* **What this task involves**:
From the entries below, please gather each line containing the string "arrow".

* **Given information**:
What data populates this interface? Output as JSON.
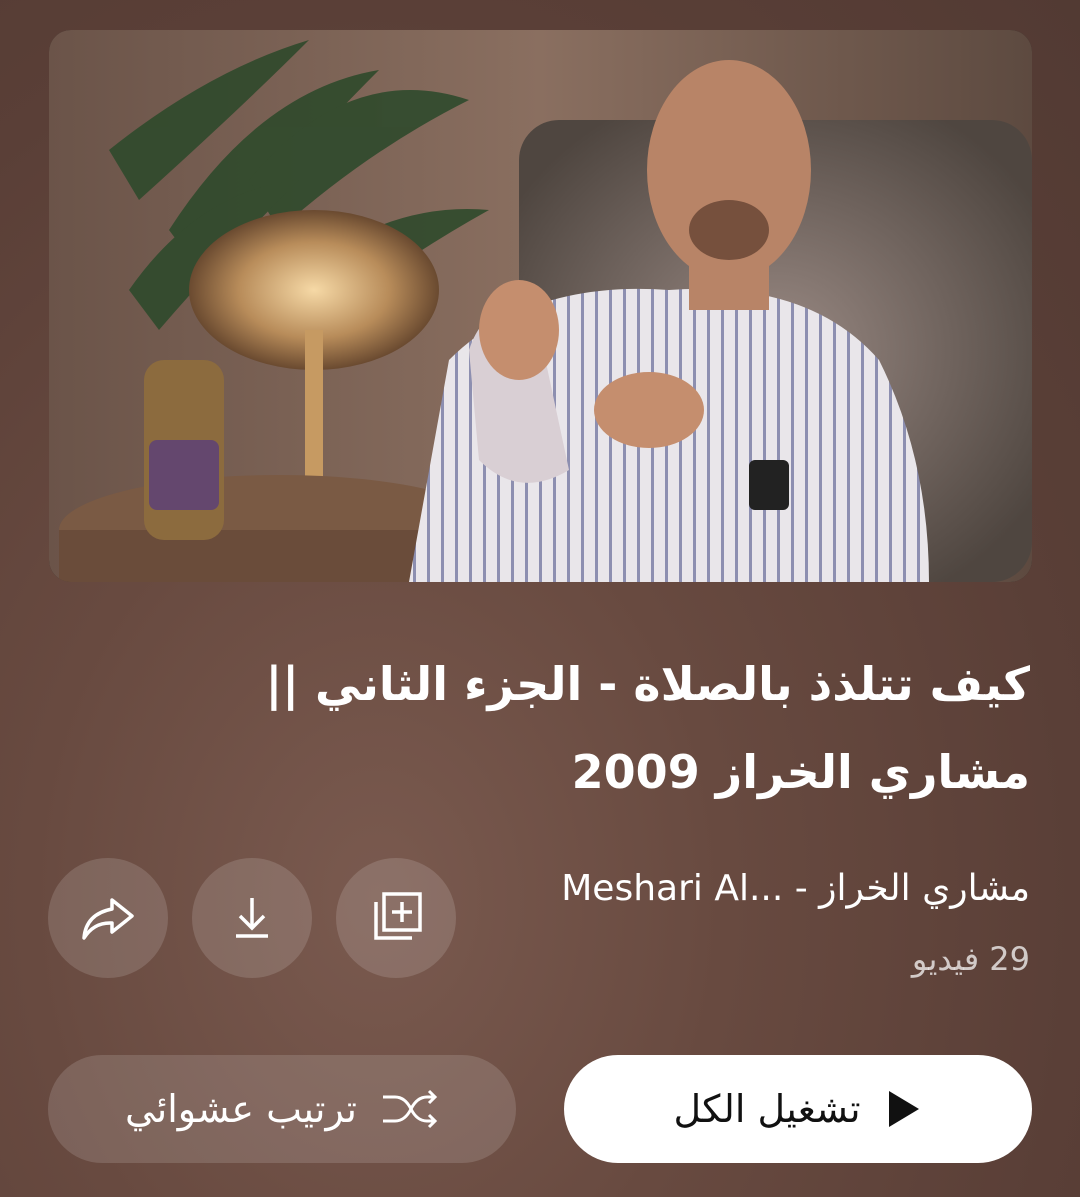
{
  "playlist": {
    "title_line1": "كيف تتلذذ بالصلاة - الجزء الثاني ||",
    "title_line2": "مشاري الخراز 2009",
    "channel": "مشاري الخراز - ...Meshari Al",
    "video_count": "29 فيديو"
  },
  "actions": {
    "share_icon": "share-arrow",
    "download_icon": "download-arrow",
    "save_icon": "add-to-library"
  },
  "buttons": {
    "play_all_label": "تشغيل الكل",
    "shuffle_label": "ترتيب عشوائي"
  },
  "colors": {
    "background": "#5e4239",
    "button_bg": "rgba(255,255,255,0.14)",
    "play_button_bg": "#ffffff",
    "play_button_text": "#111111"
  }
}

---

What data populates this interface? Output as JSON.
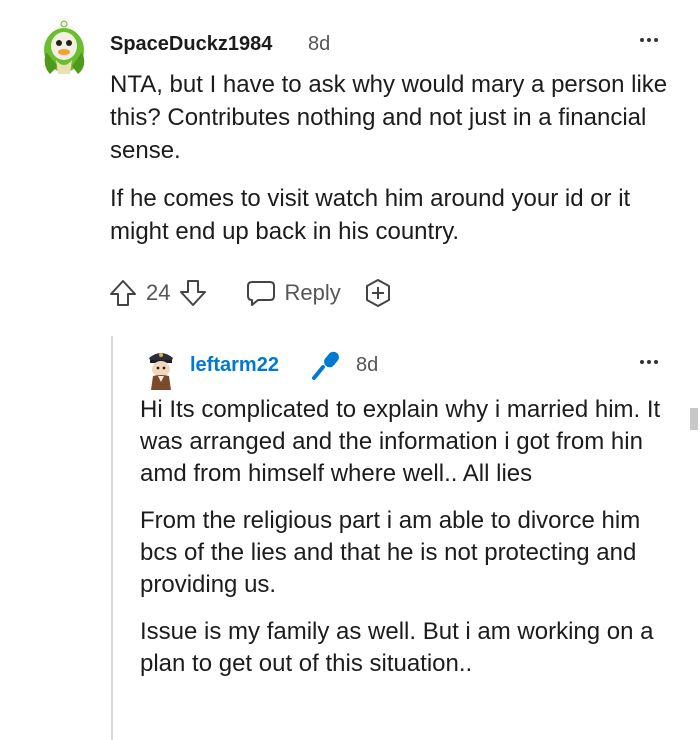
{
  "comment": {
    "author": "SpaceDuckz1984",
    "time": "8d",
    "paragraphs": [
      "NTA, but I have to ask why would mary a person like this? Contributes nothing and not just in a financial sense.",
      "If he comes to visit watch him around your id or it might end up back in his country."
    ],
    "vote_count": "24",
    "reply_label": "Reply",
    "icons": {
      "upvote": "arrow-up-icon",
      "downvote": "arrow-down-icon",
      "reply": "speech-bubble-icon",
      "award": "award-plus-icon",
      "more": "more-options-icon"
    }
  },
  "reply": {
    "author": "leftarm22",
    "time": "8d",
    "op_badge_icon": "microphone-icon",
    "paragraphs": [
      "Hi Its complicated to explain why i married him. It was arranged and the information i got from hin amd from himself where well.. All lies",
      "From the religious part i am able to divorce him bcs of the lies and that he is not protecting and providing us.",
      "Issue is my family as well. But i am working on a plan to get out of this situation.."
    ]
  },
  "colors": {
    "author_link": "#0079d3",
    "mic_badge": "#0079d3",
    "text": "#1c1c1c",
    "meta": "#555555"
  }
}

* * *

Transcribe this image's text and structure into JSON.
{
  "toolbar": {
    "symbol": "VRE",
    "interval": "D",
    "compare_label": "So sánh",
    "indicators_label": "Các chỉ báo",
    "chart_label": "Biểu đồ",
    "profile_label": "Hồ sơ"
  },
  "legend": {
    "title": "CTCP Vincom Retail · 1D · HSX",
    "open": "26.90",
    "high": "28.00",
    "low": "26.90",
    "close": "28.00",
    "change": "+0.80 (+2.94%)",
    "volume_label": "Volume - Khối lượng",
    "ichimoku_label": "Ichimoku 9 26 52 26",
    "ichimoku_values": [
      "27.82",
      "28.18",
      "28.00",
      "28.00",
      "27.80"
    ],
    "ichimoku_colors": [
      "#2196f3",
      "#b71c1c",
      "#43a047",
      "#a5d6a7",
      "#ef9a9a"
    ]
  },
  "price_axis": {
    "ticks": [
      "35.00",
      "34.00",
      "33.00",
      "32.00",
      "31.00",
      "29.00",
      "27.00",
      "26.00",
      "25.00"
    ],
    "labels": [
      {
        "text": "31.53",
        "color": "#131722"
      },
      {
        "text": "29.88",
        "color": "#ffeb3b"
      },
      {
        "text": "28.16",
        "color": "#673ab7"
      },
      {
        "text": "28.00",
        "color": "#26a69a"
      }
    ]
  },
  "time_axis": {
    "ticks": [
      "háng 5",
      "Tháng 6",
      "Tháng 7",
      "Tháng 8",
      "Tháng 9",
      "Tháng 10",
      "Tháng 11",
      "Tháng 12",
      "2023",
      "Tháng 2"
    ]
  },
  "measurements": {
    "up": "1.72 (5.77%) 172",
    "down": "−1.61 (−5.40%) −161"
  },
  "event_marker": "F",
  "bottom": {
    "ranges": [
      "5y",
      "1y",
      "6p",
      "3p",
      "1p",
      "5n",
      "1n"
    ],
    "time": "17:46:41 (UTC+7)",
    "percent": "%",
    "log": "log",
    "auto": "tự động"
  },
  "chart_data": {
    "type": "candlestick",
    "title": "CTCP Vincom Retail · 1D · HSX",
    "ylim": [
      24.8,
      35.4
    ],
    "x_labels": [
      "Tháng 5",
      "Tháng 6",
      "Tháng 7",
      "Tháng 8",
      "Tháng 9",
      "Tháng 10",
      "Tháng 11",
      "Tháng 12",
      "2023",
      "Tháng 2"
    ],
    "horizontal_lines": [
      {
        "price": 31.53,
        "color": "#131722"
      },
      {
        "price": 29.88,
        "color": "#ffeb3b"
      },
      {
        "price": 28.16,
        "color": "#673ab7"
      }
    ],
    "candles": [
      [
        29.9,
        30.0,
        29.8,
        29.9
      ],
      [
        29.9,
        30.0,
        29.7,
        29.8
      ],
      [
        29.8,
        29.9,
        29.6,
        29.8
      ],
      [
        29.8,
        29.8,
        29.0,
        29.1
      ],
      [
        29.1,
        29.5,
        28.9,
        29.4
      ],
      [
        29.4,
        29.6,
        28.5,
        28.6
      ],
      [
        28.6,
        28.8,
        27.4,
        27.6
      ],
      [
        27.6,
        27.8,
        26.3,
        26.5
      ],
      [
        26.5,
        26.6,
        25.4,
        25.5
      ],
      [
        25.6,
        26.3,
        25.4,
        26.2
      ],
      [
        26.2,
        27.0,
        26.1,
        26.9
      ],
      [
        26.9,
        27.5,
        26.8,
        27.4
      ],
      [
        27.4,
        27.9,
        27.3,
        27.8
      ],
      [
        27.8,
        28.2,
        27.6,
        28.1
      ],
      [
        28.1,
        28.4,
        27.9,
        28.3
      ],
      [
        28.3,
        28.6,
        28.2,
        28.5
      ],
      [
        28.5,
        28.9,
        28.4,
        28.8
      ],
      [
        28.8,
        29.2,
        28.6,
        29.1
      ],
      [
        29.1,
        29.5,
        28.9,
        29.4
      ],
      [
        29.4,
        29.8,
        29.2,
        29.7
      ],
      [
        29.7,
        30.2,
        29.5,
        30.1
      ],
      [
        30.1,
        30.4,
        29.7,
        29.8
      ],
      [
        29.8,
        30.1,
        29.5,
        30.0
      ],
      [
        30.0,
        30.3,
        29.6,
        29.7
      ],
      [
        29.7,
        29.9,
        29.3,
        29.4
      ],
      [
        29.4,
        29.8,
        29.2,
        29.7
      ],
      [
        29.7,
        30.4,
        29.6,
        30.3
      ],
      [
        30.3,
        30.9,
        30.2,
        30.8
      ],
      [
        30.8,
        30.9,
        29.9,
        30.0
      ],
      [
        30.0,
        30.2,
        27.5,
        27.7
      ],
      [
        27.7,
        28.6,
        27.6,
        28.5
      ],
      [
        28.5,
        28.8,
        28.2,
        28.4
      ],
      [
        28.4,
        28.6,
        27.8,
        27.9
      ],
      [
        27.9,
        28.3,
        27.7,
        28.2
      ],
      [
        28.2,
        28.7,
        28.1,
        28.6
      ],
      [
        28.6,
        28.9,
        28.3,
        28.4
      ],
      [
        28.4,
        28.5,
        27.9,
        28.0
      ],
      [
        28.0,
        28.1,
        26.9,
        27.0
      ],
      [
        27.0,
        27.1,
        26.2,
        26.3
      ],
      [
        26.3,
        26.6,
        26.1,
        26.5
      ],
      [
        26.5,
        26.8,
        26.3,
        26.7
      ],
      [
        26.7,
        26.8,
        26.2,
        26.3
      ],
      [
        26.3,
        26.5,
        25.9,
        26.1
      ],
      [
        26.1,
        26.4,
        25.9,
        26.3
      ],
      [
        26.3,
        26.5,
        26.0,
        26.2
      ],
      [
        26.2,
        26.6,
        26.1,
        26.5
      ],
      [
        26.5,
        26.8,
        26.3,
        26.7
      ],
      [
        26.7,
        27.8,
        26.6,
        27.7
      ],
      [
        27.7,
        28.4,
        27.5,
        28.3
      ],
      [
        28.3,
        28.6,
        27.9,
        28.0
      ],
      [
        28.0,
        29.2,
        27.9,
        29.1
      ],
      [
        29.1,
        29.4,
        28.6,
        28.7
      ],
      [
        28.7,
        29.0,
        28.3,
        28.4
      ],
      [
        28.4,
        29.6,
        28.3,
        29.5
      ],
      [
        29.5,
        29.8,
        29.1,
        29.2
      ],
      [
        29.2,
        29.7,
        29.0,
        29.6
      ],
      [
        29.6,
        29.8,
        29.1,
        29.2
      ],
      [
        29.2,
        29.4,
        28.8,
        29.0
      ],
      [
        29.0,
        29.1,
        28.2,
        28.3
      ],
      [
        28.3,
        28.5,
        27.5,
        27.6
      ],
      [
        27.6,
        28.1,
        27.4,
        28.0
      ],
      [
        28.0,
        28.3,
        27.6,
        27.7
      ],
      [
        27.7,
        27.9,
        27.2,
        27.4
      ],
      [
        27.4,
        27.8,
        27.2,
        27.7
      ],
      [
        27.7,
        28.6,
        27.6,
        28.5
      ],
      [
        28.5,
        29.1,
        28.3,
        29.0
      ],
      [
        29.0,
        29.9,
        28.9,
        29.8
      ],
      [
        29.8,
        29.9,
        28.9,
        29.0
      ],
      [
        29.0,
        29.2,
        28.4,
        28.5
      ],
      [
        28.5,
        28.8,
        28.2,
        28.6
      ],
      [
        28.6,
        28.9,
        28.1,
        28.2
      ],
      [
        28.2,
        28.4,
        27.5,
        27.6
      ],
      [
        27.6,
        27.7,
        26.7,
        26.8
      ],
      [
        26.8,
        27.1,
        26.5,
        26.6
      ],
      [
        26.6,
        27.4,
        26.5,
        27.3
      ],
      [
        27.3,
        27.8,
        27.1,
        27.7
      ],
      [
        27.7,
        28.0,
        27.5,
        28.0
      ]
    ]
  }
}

* **Solved exercise**:
    "share_icon": "share-arrow",
    "download_icon": "download-arrow",
      "upvote": "arrow-up-icon",
      "downvote": "arrow-down-icon",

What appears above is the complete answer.